:: Material supplied ::

____________________

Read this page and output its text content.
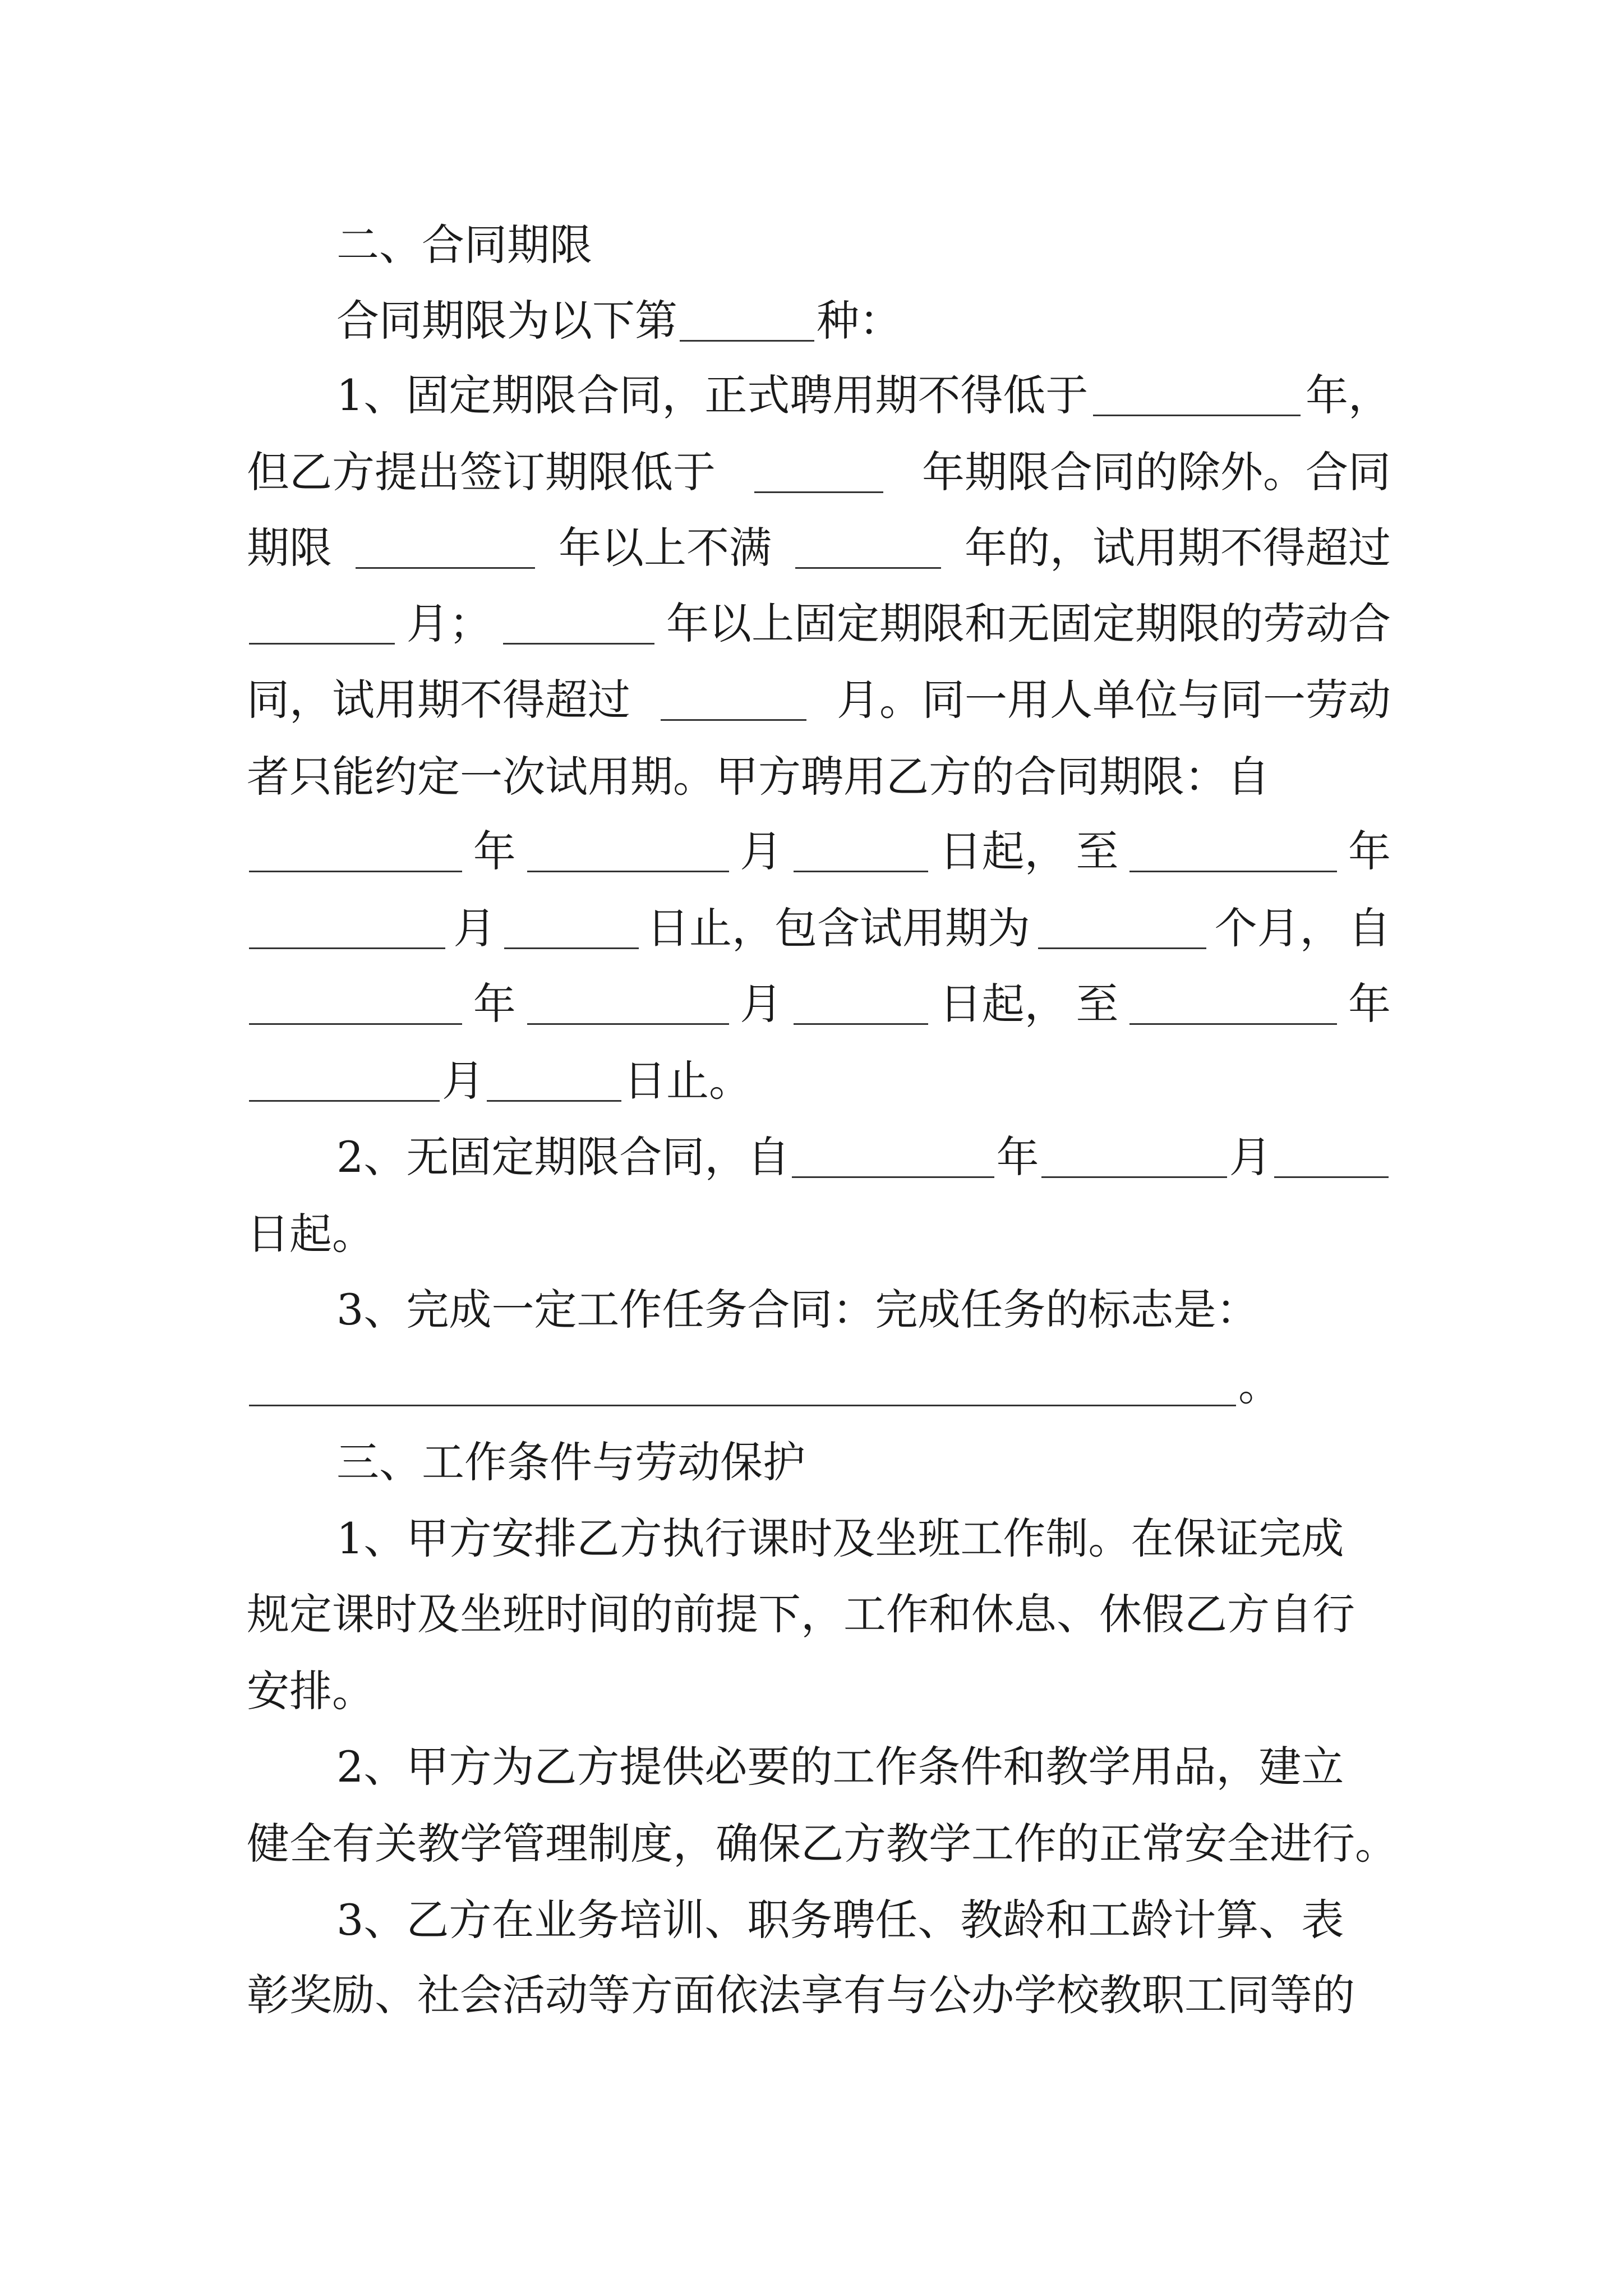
二、合同期限
合同期限为以下第	种：
1、固定期限合同，正式聘用期不得低于	年，
但乙方提出签订期限低于	年期限合同的除外。合同
期限	年以上不满	年的，试用期不得超过
月；	年以上固定期限和无固定期限的劳动合
同，试用期不得超过	月。同一用人单位与同一劳动
者只能约定一次试用期。甲方聘用乙方的合同期限：自
年	月	日起， 至	年
月	日止，包含试用期为	个月， 自
年	月	日起， 至	年
月	日止。
2、无固定期限合同，自	年	月
日起。
3、完成一定工作任务合同：完成任务的标志是：
。
三、工作条件与劳动保护
1、甲方安排乙方执行课时及坐班工作制。在保证完成
规定课时及坐班时间的前提下，工作和休息、休假乙方自行
安排。
2、甲方为乙方提供必要的工作条件和教学用品，建立
健全有关教学管理制度，确保乙方教学工作的正常安全进行。
3、乙方在业务培训、职务聘任、教龄和工龄计算、表
彰奖励、社会活动等方面依法享有与公办学校教职工同等的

____________________

:: Short problem ::
Reproduce the entries above exactly. Do not include the images.

:: Written answer ::
Read this page and output its text content.
二、合同期限
合同期限为以下第	种：
1、固定期限合同，正式聘用期不得低于	年，
但乙方提出签订期限低于	年期限合同的除外。合同
期限	年以上不满	年的，试用期不得超过
月；	年以上固定期限和无固定期限的劳动合
同，试用期不得超过	月。同一用人单位与同一劳动
者只能约定一次试用期。甲方聘用乙方的合同期限：自
年	月	日起， 至	年
月	日止，包含试用期为	个月， 自
年	月	日起， 至	年
月	日止。
2、无固定期限合同，自	年	月
日起。
3、完成一定工作任务合同：完成任务的标志是：
。
三、工作条件与劳动保护
1、甲方安排乙方执行课时及坐班工作制。在保证完成
规定课时及坐班时间的前提下，工作和休息、休假乙方自行
安排。
2、甲方为乙方提供必要的工作条件和教学用品，建立
健全有关教学管理制度，确保乙方教学工作的正常安全进行。
3、乙方在业务培训、职务聘任、教龄和工龄计算、表
彰奖励、社会活动等方面依法享有与公办学校教职工同等的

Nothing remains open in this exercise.